→ WORK TO DO
Select and copy out every line in the records containing "Clusterability".

####################

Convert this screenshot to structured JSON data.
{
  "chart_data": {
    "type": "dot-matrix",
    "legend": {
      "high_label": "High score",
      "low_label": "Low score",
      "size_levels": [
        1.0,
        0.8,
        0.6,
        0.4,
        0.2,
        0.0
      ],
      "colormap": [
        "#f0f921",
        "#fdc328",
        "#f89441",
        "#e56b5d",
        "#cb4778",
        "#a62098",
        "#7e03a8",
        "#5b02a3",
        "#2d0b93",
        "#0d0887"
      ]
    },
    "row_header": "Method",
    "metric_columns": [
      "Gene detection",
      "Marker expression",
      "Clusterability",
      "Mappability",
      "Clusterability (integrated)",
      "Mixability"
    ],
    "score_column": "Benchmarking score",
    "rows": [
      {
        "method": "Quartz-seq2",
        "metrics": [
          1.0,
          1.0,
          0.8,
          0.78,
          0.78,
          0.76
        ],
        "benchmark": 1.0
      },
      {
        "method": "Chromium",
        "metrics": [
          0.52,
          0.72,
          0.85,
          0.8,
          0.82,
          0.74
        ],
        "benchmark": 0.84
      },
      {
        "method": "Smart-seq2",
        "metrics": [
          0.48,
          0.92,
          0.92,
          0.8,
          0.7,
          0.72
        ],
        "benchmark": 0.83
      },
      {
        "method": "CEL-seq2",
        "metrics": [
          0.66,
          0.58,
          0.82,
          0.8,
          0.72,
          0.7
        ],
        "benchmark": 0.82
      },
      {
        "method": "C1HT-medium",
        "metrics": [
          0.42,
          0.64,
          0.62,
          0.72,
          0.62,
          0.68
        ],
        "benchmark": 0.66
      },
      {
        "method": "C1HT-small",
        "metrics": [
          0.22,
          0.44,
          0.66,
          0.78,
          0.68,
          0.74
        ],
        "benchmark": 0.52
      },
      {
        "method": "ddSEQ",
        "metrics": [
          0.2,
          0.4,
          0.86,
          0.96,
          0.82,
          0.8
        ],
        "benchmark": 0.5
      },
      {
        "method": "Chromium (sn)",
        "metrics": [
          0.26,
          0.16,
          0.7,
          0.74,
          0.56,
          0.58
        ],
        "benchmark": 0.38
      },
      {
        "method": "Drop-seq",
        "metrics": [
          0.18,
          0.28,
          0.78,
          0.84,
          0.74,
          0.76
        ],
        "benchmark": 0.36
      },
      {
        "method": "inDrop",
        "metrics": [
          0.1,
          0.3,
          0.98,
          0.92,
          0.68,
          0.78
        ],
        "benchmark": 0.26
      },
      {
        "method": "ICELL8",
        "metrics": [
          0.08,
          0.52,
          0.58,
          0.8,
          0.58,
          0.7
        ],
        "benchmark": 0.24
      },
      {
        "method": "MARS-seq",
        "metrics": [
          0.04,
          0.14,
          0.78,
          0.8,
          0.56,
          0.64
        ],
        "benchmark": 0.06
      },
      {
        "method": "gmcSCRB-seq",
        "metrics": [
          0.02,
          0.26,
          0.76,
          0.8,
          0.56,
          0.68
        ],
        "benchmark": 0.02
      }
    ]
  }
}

####################

→ COMPLETE ANSWER
      "Clusterability",
      "Clusterability (integrated)",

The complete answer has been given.